(Records)
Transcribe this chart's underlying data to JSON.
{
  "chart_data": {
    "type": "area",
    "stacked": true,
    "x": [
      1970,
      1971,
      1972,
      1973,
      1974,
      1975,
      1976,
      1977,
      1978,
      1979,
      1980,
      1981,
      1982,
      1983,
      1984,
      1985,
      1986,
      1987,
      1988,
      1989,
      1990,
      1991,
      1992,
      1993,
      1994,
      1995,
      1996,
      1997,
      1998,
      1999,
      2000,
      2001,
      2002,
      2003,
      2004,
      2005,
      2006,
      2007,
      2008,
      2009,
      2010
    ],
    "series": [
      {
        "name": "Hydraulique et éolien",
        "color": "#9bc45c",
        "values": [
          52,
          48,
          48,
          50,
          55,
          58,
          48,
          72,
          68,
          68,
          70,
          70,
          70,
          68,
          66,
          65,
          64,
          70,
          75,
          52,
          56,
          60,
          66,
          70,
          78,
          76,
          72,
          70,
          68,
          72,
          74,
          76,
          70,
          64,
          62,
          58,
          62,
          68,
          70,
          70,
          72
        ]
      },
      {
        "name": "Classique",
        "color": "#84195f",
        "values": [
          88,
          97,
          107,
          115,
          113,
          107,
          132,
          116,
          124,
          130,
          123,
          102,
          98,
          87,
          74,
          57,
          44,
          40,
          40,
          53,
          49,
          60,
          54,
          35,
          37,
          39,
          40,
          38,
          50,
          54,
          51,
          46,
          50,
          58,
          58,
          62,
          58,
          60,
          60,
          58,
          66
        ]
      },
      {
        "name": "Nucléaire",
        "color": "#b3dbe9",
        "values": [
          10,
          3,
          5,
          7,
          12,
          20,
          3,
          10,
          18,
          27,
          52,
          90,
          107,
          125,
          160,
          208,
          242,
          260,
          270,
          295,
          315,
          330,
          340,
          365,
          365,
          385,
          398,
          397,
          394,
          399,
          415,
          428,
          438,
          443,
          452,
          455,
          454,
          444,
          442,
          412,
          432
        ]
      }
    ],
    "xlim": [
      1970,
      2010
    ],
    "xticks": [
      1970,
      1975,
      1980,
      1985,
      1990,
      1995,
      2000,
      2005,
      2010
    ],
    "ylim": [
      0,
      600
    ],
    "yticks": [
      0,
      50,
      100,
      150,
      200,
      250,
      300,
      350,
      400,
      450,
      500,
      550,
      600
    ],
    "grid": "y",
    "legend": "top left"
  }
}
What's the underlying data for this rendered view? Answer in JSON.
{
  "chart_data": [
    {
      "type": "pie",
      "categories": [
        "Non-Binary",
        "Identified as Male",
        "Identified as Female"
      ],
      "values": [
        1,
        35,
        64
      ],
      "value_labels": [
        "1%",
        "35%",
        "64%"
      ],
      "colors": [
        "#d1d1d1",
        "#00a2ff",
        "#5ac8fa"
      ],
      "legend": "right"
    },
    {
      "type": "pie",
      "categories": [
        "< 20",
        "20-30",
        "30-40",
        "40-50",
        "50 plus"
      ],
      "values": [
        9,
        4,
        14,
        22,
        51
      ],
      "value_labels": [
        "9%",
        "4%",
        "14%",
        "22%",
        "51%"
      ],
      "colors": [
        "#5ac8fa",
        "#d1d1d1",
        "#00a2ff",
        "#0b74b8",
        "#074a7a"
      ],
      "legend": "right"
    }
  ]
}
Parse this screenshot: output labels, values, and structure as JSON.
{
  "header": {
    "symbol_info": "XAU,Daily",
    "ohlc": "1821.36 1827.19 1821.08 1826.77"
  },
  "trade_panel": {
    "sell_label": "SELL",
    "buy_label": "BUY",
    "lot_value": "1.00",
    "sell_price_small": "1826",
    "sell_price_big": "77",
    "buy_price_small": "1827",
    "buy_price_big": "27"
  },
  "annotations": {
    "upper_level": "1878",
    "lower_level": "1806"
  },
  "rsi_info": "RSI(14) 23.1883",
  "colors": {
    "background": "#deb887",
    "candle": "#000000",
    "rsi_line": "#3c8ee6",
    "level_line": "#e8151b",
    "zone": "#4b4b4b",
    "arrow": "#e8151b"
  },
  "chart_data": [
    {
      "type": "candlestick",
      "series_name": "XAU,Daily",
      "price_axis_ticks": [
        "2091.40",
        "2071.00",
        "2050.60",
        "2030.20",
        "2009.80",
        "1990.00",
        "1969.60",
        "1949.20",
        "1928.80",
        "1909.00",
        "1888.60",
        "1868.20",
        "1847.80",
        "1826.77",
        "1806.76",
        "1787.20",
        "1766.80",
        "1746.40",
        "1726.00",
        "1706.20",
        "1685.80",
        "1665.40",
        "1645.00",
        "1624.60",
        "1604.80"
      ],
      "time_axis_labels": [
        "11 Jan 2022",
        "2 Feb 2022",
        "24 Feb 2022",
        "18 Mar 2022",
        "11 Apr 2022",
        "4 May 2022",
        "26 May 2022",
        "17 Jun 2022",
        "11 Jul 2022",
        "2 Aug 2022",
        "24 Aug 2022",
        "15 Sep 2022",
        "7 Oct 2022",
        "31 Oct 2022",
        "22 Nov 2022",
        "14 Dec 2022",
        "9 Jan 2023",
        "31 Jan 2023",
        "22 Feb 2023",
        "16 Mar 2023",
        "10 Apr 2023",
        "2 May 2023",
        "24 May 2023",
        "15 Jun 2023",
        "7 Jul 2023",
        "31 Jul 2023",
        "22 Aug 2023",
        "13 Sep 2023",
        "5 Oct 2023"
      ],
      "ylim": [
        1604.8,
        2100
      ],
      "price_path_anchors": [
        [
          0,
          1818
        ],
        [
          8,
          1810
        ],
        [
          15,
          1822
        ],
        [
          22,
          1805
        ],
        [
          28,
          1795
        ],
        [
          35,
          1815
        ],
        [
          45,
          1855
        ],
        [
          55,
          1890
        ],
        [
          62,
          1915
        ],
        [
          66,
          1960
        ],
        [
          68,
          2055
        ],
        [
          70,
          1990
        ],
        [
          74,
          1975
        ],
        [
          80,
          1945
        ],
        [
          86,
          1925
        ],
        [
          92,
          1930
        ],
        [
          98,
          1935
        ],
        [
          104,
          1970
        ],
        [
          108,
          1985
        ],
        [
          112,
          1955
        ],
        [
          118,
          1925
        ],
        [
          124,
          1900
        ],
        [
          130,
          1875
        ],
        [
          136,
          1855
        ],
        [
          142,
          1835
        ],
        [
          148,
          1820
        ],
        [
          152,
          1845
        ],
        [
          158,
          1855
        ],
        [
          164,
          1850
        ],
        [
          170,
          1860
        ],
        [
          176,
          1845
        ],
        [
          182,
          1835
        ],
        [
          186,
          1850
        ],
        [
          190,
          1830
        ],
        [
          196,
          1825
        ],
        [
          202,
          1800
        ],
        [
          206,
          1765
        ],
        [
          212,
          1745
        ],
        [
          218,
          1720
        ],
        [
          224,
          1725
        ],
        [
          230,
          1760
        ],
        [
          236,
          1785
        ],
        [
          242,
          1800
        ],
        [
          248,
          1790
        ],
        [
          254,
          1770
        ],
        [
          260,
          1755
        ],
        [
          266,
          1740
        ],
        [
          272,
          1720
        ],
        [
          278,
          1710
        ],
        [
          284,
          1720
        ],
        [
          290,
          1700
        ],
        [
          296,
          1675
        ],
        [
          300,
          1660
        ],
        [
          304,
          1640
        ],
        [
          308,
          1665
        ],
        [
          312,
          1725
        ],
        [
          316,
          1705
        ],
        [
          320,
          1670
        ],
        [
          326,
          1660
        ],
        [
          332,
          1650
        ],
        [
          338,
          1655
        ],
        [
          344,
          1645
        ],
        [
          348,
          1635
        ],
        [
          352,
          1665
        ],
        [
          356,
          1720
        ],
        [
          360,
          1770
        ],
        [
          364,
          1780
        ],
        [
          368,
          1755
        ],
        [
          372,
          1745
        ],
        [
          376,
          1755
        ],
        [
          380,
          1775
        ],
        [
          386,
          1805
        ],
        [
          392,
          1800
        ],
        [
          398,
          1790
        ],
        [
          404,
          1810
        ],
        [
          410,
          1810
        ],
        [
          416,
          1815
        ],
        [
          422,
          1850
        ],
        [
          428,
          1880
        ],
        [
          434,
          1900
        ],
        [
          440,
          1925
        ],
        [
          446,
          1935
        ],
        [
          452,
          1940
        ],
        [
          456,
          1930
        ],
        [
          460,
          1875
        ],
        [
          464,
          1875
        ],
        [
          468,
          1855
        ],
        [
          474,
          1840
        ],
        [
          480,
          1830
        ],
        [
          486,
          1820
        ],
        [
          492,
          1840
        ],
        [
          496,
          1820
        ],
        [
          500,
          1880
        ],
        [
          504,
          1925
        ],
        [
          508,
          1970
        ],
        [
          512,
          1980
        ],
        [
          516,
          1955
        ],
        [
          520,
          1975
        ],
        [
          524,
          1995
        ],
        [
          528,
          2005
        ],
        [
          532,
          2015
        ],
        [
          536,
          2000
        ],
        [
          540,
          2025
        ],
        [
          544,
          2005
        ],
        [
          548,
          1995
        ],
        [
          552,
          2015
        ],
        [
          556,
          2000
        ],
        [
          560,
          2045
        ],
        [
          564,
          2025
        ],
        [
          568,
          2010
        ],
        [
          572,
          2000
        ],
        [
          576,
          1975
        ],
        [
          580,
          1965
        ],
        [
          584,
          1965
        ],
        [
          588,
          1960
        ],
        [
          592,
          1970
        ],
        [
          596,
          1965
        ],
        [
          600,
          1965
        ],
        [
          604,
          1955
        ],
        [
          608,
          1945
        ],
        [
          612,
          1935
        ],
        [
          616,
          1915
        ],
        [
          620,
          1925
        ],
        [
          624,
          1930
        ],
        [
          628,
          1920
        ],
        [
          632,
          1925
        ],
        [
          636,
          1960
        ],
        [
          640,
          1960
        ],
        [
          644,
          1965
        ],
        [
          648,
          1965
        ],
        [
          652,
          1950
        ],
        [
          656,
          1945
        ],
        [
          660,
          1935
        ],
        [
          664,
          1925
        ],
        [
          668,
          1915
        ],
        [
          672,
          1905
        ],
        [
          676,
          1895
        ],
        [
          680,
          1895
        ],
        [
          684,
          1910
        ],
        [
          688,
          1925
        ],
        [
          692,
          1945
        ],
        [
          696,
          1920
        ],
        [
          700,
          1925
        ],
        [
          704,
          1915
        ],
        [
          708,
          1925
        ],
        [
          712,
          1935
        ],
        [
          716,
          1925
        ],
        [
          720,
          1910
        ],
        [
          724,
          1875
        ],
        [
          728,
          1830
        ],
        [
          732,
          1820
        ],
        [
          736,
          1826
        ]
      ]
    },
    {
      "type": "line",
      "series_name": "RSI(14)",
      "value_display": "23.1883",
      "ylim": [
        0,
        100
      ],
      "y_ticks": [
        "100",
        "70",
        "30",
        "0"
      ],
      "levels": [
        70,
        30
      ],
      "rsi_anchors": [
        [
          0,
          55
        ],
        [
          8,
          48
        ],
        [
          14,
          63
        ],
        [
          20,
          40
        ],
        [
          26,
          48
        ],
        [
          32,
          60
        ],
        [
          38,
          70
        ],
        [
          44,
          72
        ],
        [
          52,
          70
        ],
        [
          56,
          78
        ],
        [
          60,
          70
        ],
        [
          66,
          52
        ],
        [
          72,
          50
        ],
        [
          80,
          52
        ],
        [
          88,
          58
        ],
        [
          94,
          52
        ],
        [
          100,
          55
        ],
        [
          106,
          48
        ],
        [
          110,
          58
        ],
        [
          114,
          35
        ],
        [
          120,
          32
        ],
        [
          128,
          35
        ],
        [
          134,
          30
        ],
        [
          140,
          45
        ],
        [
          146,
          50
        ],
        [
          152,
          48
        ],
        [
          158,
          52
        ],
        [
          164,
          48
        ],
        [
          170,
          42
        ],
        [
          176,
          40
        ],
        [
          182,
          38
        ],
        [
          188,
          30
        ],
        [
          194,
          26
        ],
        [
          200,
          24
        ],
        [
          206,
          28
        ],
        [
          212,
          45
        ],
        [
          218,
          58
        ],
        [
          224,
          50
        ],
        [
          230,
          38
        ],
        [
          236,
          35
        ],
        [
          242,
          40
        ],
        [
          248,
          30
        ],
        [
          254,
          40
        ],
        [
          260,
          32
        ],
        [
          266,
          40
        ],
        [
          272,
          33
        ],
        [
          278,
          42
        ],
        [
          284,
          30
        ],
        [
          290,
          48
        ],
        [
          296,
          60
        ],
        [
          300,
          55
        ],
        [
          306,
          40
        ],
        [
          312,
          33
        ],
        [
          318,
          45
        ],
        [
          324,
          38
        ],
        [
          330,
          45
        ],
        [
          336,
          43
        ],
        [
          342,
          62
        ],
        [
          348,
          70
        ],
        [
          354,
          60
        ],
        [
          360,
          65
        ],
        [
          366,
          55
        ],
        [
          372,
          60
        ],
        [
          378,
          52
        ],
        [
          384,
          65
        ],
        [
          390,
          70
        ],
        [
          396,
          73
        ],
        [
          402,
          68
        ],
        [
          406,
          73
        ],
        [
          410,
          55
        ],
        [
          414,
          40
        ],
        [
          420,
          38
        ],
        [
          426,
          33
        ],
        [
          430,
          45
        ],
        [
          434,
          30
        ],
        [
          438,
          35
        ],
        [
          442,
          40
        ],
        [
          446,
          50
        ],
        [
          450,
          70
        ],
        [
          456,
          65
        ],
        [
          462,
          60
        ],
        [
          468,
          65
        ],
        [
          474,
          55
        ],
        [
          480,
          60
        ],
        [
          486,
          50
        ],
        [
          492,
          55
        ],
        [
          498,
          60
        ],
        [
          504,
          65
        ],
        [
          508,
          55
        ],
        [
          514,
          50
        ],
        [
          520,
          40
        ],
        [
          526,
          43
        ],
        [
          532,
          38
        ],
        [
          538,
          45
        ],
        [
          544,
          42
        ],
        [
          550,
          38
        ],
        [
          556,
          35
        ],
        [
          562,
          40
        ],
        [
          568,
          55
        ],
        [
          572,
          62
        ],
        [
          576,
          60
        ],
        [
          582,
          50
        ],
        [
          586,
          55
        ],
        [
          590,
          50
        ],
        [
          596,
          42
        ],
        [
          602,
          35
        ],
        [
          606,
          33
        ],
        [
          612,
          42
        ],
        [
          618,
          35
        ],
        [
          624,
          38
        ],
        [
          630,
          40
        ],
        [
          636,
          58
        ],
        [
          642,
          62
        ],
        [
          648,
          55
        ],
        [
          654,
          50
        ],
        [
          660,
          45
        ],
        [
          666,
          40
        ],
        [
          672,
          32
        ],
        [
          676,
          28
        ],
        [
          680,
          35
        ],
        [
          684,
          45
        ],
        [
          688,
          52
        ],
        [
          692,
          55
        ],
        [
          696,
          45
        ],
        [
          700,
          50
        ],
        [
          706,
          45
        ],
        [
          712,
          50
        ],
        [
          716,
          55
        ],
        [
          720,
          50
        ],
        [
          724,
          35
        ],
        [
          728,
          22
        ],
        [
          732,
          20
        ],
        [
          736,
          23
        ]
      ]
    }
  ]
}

→ WHAT THE TASK REQUIRES:
Find how many lines in the records contain the string "underlying", then give the number alone.

→ ANSWER FOR THE TASK:
2